**The exercise:**
Repeat the lines below exactly as they appear, but leave out the images.

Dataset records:

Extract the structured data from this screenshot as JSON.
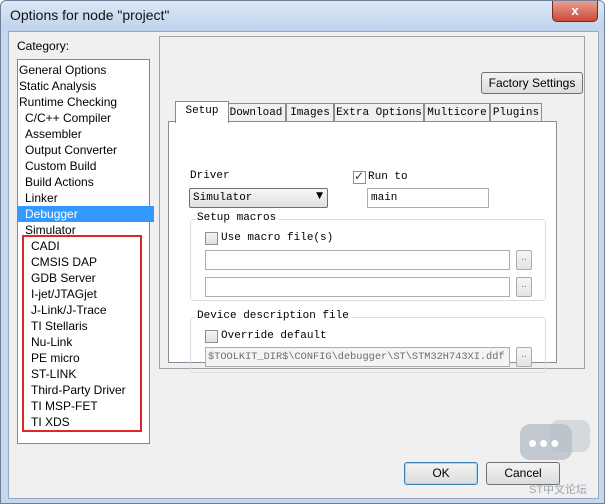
{
  "window": {
    "title": "Options for node \"project\"",
    "close_label": "x"
  },
  "category": {
    "label": "Category:",
    "items": [
      {
        "label": "General Options"
      },
      {
        "label": "Static Analysis"
      },
      {
        "label": "Runtime Checking"
      },
      {
        "label": "C/C++ Compiler"
      },
      {
        "label": "Assembler"
      },
      {
        "label": "Output Converter"
      },
      {
        "label": "Custom Build"
      },
      {
        "label": "Build Actions"
      },
      {
        "label": "Linker"
      },
      {
        "label": "Debugger",
        "selected": true
      },
      {
        "label": "Simulator"
      },
      {
        "label": "CADI"
      },
      {
        "label": "CMSIS DAP"
      },
      {
        "label": "GDB Server"
      },
      {
        "label": "I-jet/JTAGjet"
      },
      {
        "label": "J-Link/J-Trace"
      },
      {
        "label": "TI Stellaris"
      },
      {
        "label": "Nu-Link"
      },
      {
        "label": "PE micro"
      },
      {
        "label": "ST-LINK"
      },
      {
        "label": "Third-Party Driver"
      },
      {
        "label": "TI MSP-FET"
      },
      {
        "label": "TI XDS"
      }
    ],
    "highlight_color": "#e0262b"
  },
  "factory_settings_label": "Factory Settings",
  "tabs": [
    {
      "label": "Setup",
      "active": true
    },
    {
      "label": "Download"
    },
    {
      "label": "Images"
    },
    {
      "label": "Extra Options"
    },
    {
      "label": "Multicore"
    },
    {
      "label": "Plugins"
    }
  ],
  "setup": {
    "driver_label": "Driver",
    "driver_value": "Simulator",
    "run_to": {
      "label": "Run to",
      "checked": true,
      "value": "main"
    },
    "setup_macros": {
      "title": "Setup macros",
      "use_macro_label": "Use macro file(s)",
      "checked": false,
      "file1": "",
      "file2": "",
      "browse_label": ".."
    },
    "device_description": {
      "title": "Device description file",
      "override_label": "Override default",
      "checked": false,
      "path": "$TOOLKIT_DIR$\\CONFIG\\debugger\\ST\\STM32H743XI.ddf",
      "browse_label": ".."
    }
  },
  "buttons": {
    "ok": "OK",
    "cancel": "Cancel"
  },
  "watermark": {
    "text": "ST中文论坛"
  }
}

**Exercise answer:**
Extract the structured data from this screenshot as JSON.
{
  "window": {
    "title": "Options for node \"project\"",
    "close_label": "x"
  },
  "category": {
    "label": "Category:",
    "items": [
      {
        "label": "General Options"
      },
      {
        "label": "Static Analysis"
      },
      {
        "label": "Runtime Checking"
      },
      {
        "label": "C/C++ Compiler"
      },
      {
        "label": "Assembler"
      },
      {
        "label": "Output Converter"
      },
      {
        "label": "Custom Build"
      },
      {
        "label": "Build Actions"
      },
      {
        "label": "Linker"
      },
      {
        "label": "Debugger",
        "selected": true
      },
      {
        "label": "Simulator"
      },
      {
        "label": "CADI"
      },
      {
        "label": "CMSIS DAP"
      },
      {
        "label": "GDB Server"
      },
      {
        "label": "I-jet/JTAGjet"
      },
      {
        "label": "J-Link/J-Trace"
      },
      {
        "label": "TI Stellaris"
      },
      {
        "label": "Nu-Link"
      },
      {
        "label": "PE micro"
      },
      {
        "label": "ST-LINK"
      },
      {
        "label": "Third-Party Driver"
      },
      {
        "label": "TI MSP-FET"
      },
      {
        "label": "TI XDS"
      }
    ],
    "highlight_color": "#e0262b"
  },
  "factory_settings_label": "Factory Settings",
  "tabs": [
    {
      "label": "Setup",
      "active": true
    },
    {
      "label": "Download"
    },
    {
      "label": "Images"
    },
    {
      "label": "Extra Options"
    },
    {
      "label": "Multicore"
    },
    {
      "label": "Plugins"
    }
  ],
  "setup": {
    "driver_label": "Driver",
    "driver_value": "Simulator",
    "run_to": {
      "label": "Run to",
      "checked": true,
      "value": "main"
    },
    "setup_macros": {
      "title": "Setup macros",
      "use_macro_label": "Use macro file(s)",
      "checked": false,
      "file1": "",
      "file2": "",
      "browse_label": ".."
    },
    "device_description": {
      "title": "Device description file",
      "override_label": "Override default",
      "checked": false,
      "path": "$TOOLKIT_DIR$\\CONFIG\\debugger\\ST\\STM32H743XI.ddf",
      "browse_label": ".."
    }
  },
  "buttons": {
    "ok": "OK",
    "cancel": "Cancel"
  },
  "watermark": {
    "text": "ST中文论坛"
  }
}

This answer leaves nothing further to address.